Giuliano Amato, a member of the PSI, resigned as prime minister in April 1993. His government was succeeded by a technocratic government led by
Carlo Azeglio Ciampi.
Dissolution became the main symbol of the late PSI. Craxi resigned as party secretary in February 1993. Between 1992 and 1993, most members of the party left politics and three PSI deputies committed suicide. Craxi was succeeded by two Socialist trade-unionists, first
Giorgio Benvenuto and then by
Ottaviano Del Turco. In the December 1993 provincial and municipal elections, the PSI was virtually wiped out, receiving around 3% of the vote. In Milan, where the PSI had won 20% in 1990, the PSI received a mere 2% and was shut out of the council. Del Turco tried in vain to regain credibility for the party. By the
1994 Italian general election, the PSI was in a state of near-collapse. Its remains contested the election as part of the
Alliance of Progressives dominated by the
post-Communist incarnation of the PCI, the
Democratic Party of the Left (PDS). Del Turco had quickly changed the party symbol to reinforce the idea of innovation, which did not stop the PSI gaining only 2.2% of the votes compared to 13.6% in 1992. The PSI elected 16 deputies, as well as 14 senators, down from 92 deputies and 49 senators of 1992. Most of them came from the left wing of the party as Del Turco himself did. Most Socialists joined other political forces, mainly
Forza Italia, the new party led by
Silvio Berlusconi, the
Patto Segni, and
Democratic Alliance. The party was disbanded on 13 November 1994 after two years in which almost all of its longtime leaders, especially Craxi, were involved in
Tangentopoli and decided to leave politics. The 100-year-old party closed down, partially thanks to its leaders for their personalisation of the PSI.

### Given request a
Copy the records verbatim, from their first line down through the line containing "author-display-name[interactable]: katya vilgelm", with both of those lines included.

### Source records
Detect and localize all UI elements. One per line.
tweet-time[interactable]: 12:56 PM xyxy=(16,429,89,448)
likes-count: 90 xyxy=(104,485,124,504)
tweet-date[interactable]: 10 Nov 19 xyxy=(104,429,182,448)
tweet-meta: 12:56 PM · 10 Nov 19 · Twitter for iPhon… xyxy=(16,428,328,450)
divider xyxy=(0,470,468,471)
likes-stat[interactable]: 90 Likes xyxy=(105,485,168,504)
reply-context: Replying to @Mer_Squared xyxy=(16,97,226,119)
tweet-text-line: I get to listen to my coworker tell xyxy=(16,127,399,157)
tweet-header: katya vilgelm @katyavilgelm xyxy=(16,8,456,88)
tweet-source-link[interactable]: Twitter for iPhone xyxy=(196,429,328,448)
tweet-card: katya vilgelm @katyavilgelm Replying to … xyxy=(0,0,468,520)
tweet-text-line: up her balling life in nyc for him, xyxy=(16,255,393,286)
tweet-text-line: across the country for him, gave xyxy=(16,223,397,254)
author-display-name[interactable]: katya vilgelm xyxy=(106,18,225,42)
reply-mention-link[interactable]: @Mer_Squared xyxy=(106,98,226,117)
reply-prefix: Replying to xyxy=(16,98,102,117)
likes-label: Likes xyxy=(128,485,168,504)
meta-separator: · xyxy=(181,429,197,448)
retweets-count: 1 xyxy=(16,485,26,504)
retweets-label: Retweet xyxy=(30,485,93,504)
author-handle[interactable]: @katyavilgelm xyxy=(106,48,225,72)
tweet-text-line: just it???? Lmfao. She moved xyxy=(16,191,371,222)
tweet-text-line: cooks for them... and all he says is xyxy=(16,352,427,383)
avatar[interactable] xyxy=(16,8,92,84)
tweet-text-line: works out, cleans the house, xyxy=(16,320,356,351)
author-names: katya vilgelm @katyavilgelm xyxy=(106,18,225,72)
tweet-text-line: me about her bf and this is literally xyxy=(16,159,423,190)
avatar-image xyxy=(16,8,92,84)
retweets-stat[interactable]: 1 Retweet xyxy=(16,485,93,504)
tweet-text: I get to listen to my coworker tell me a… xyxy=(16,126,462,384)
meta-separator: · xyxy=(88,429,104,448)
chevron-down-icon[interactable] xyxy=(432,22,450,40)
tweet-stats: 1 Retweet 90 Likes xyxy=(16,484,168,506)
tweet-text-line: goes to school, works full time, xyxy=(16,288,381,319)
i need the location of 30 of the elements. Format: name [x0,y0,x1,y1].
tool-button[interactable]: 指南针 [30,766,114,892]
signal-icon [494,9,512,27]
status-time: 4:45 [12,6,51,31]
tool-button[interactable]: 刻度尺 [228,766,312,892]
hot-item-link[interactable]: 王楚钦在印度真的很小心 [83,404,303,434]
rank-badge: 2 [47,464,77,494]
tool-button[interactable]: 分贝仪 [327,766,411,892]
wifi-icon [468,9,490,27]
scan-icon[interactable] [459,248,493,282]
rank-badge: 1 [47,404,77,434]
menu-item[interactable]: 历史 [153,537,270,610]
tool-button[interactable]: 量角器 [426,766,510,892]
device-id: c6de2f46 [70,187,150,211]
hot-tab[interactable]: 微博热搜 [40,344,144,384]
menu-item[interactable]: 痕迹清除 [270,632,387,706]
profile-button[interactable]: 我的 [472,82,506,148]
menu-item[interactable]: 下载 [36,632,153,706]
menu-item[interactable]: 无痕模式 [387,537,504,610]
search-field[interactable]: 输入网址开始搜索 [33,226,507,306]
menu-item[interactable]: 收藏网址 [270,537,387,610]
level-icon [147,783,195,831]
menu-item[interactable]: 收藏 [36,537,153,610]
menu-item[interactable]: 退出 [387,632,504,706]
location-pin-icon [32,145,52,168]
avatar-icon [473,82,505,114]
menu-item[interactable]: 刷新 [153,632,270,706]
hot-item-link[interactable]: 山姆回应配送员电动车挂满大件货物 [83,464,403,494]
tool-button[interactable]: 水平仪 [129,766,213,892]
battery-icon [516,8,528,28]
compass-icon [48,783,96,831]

### Given request b
In the text on the PSI's collapse, on what date was the party disbanded?

### Written answer a
Detect and localize all UI elements. One per line.
tweet-time[interactable]: 12:56 PM xyxy=(16,429,89,448)
likes-count: 90 xyxy=(104,485,124,504)
tweet-date[interactable]: 10 Nov 19 xyxy=(104,429,182,448)
tweet-meta: 12:56 PM · 10 Nov 19 · Twitter for iPhon… xyxy=(16,428,328,450)
divider xyxy=(0,470,468,471)
likes-stat[interactable]: 90 Likes xyxy=(105,485,168,504)
reply-context: Replying to @Mer_Squared xyxy=(16,97,226,119)
tweet-text-line: I get to listen to my coworker tell xyxy=(16,127,399,157)
tweet-header: katya vilgelm @katyavilgelm xyxy=(16,8,456,88)
tweet-source-link[interactable]: Twitter for iPhone xyxy=(196,429,328,448)
tweet-card: katya vilgelm @katyavilgelm Replying to … xyxy=(0,0,468,520)
tweet-text-line: up her balling life in nyc for him, xyxy=(16,255,393,286)
tweet-text-line: across the country for him, gave xyxy=(16,223,397,254)
author-display-name[interactable]: katya vilgelm xyxy=(106,18,225,42)

### Written answer b
13 November 1994